─── MATERIAL FOR THIS EXERCISE ───

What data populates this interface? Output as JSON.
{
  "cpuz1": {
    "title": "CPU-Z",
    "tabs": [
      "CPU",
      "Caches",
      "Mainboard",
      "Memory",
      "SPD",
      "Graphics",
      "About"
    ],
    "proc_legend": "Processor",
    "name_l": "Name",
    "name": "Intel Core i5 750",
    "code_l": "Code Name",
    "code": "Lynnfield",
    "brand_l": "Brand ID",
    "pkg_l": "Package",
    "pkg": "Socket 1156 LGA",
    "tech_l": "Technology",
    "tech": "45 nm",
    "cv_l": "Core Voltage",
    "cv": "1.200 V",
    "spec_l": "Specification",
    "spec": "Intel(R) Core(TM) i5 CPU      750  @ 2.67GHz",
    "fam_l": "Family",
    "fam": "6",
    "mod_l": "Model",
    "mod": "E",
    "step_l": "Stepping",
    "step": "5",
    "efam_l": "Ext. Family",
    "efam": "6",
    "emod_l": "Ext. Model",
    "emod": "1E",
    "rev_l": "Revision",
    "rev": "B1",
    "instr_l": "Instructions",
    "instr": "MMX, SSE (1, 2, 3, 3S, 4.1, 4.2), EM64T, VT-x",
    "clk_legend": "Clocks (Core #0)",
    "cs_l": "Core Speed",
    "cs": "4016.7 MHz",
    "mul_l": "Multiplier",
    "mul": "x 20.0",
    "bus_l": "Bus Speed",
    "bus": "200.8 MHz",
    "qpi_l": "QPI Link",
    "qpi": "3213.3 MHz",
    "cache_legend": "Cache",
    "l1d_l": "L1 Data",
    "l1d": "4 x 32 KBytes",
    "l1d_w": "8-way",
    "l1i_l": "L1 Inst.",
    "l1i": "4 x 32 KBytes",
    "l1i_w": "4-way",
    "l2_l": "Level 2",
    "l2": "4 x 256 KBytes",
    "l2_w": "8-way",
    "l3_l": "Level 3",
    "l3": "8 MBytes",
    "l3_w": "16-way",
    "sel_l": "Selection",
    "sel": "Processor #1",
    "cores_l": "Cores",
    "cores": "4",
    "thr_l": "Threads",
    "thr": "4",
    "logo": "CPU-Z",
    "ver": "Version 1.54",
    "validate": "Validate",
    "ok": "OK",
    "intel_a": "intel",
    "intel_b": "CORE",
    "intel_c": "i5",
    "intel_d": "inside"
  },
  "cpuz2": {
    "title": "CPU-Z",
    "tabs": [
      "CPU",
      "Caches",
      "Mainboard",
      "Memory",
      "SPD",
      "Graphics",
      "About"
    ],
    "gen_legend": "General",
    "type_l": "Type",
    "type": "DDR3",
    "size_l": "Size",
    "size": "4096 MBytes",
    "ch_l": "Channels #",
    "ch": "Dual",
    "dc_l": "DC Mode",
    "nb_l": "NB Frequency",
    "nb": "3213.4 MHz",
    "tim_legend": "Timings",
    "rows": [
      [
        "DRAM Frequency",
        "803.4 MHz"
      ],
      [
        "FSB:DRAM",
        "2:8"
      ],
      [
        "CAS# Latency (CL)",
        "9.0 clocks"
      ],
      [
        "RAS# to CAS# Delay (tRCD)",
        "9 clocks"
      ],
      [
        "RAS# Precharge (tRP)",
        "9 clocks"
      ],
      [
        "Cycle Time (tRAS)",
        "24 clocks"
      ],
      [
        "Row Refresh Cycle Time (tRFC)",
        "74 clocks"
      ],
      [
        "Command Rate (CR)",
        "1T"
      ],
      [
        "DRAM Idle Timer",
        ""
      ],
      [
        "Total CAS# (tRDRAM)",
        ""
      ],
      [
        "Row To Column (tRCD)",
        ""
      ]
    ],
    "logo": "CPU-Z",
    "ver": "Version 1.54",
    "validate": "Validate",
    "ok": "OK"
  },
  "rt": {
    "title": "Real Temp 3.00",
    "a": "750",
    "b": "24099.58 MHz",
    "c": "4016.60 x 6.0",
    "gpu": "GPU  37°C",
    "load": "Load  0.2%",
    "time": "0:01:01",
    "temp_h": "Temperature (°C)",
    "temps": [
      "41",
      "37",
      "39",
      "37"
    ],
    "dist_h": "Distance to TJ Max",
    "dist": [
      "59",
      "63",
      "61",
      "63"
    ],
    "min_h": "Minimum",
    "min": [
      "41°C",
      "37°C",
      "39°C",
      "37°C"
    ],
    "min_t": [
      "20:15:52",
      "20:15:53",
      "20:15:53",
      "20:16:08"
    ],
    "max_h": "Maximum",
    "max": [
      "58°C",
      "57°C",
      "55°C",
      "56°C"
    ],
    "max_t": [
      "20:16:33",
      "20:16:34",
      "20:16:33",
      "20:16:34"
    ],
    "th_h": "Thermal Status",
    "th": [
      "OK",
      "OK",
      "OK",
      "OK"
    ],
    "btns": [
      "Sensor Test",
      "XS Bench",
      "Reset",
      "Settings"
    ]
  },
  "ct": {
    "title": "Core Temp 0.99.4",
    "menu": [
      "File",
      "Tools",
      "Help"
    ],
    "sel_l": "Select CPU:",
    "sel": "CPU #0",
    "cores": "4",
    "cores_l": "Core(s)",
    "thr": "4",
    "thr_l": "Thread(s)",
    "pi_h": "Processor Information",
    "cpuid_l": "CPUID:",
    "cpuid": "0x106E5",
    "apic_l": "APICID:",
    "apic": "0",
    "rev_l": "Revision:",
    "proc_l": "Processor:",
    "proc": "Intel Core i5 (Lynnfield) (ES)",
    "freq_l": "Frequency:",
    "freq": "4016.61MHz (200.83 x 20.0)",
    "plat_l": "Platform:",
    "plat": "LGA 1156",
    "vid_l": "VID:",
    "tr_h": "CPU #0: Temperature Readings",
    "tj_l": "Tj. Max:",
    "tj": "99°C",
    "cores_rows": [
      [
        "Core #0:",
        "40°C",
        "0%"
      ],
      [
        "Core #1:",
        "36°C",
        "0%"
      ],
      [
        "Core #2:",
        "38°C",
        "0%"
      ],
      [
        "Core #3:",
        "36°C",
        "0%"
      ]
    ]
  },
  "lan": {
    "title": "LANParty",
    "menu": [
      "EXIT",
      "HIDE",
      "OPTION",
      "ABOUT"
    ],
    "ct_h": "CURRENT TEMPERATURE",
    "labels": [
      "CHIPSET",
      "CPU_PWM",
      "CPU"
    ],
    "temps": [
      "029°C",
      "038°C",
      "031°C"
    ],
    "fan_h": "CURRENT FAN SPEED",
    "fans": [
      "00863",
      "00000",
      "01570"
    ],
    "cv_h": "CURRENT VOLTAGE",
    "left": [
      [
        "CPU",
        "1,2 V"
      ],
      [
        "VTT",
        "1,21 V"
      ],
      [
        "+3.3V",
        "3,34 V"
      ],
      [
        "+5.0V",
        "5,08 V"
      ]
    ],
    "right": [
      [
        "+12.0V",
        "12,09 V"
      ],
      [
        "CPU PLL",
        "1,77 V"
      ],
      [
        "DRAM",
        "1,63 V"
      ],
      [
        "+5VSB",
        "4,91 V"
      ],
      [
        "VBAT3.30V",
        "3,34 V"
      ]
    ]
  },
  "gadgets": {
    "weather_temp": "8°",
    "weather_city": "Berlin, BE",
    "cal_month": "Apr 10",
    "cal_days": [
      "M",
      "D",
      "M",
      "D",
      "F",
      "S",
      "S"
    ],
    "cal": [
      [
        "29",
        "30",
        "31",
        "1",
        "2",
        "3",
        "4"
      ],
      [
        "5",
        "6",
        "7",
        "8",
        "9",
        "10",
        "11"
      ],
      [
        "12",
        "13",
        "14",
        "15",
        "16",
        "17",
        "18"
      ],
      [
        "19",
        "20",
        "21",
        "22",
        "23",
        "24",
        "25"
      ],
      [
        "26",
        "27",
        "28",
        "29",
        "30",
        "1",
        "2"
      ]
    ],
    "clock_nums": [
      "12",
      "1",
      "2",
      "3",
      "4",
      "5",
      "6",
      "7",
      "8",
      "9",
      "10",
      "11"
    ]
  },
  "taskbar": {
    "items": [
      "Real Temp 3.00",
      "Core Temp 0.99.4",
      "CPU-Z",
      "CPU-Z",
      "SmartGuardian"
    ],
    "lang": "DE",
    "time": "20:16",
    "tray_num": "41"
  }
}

───

## WHAT YOU WILL DO
Gather from the data above every line with the string "CURRENT".

## SOLUTION
    "ct_h": "CURRENT TEMPERATURE",
    "fan_h": "CURRENT FAN SPEED",
    "cv_h": "CURRENT VOLTAGE",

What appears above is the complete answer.